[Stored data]

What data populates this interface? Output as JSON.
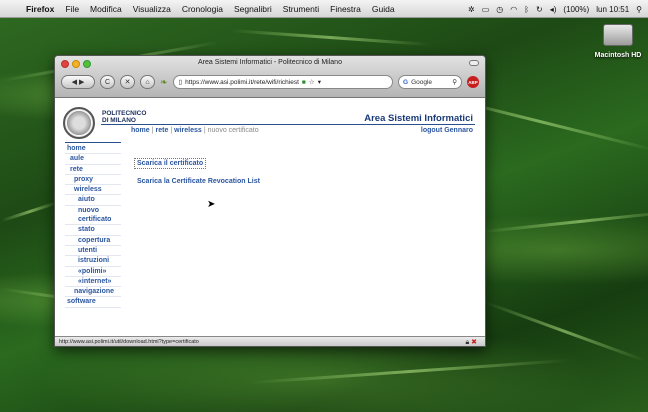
{
  "menubar": {
    "app": "Firefox",
    "items": [
      "File",
      "Modifica",
      "Visualizza",
      "Cronologia",
      "Segnalibri",
      "Strumenti",
      "Finestra",
      "Guida"
    ],
    "battery": "(100%)",
    "clock": "lun 10:51"
  },
  "desktop": {
    "drive_label": "Macintosh HD"
  },
  "window": {
    "title": "Area Sistemi Informatici - Politecnico di Milano",
    "url": "https://www.asi.polimi.it/rete/wifi/richiest",
    "search_placeholder": "Google",
    "adblock": "ABP",
    "status_url": "http://www.asi.polimi.it/util/download.html?type=certificato"
  },
  "page": {
    "logo_line1": "POLITECNICO",
    "logo_line2": "DI MILANO",
    "site_title": "Area Sistemi Informatici",
    "breadcrumb": {
      "home": "home",
      "rete": "rete",
      "wireless": "wireless",
      "current": "nuovo certificato"
    },
    "logout": "logout Gennaro",
    "nav": [
      {
        "label": "home",
        "level": 0
      },
      {
        "label": "aule",
        "level": 1
      },
      {
        "label": "rete",
        "level": 1
      },
      {
        "label": "proxy",
        "level": 2
      },
      {
        "label": "wireless",
        "level": 2
      },
      {
        "label": "aiuto",
        "level": 3
      },
      {
        "label": "nuovo certificato",
        "level": 3
      },
      {
        "label": "stato",
        "level": 3
      },
      {
        "label": "copertura",
        "level": 3
      },
      {
        "label": "utenti",
        "level": 3
      },
      {
        "label": "istruzioni",
        "level": 3
      },
      {
        "label": "«polimi»",
        "level": 3
      },
      {
        "label": "«internet»",
        "level": 3
      },
      {
        "label": "navigazione",
        "level": 2
      },
      {
        "label": "software",
        "level": 0
      }
    ],
    "links": [
      "Scarica il certificato",
      "Scarica la Certificate Revocation List"
    ]
  }
}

* _TO BE DONE_: Please set down each line of the data above exactly as written, without the pictures.

* _ANSWER TO THE EXERCISE_:
What data populates this interface? Output as JSON.
{
  "menubar": {
    "app": "Firefox",
    "items": [
      "File",
      "Modifica",
      "Visualizza",
      "Cronologia",
      "Segnalibri",
      "Strumenti",
      "Finestra",
      "Guida"
    ],
    "battery": "(100%)",
    "clock": "lun 10:51"
  },
  "desktop": {
    "drive_label": "Macintosh HD"
  },
  "window": {
    "title": "Area Sistemi Informatici - Politecnico di Milano",
    "url": "https://www.asi.polimi.it/rete/wifi/richiest",
    "search_placeholder": "Google",
    "adblock": "ABP",
    "status_url": "http://www.asi.polimi.it/util/download.html?type=certificato"
  },
  "page": {
    "logo_line1": "POLITECNICO",
    "logo_line2": "DI MILANO",
    "site_title": "Area Sistemi Informatici",
    "breadcrumb": {
      "home": "home",
      "rete": "rete",
      "wireless": "wireless",
      "current": "nuovo certificato"
    },
    "logout": "logout Gennaro",
    "nav": [
      {
        "label": "home",
        "level": 0
      },
      {
        "label": "aule",
        "level": 1
      },
      {
        "label": "rete",
        "level": 1
      },
      {
        "label": "proxy",
        "level": 2
      },
      {
        "label": "wireless",
        "level": 2
      },
      {
        "label": "aiuto",
        "level": 3
      },
      {
        "label": "nuovo certificato",
        "level": 3
      },
      {
        "label": "stato",
        "level": 3
      },
      {
        "label": "copertura",
        "level": 3
      },
      {
        "label": "utenti",
        "level": 3
      },
      {
        "label": "istruzioni",
        "level": 3
      },
      {
        "label": "«polimi»",
        "level": 3
      },
      {
        "label": "«internet»",
        "level": 3
      },
      {
        "label": "navigazione",
        "level": 2
      },
      {
        "label": "software",
        "level": 0
      }
    ],
    "links": [
      "Scarica il certificato",
      "Scarica la Certificate Revocation List"
    ]
  }
}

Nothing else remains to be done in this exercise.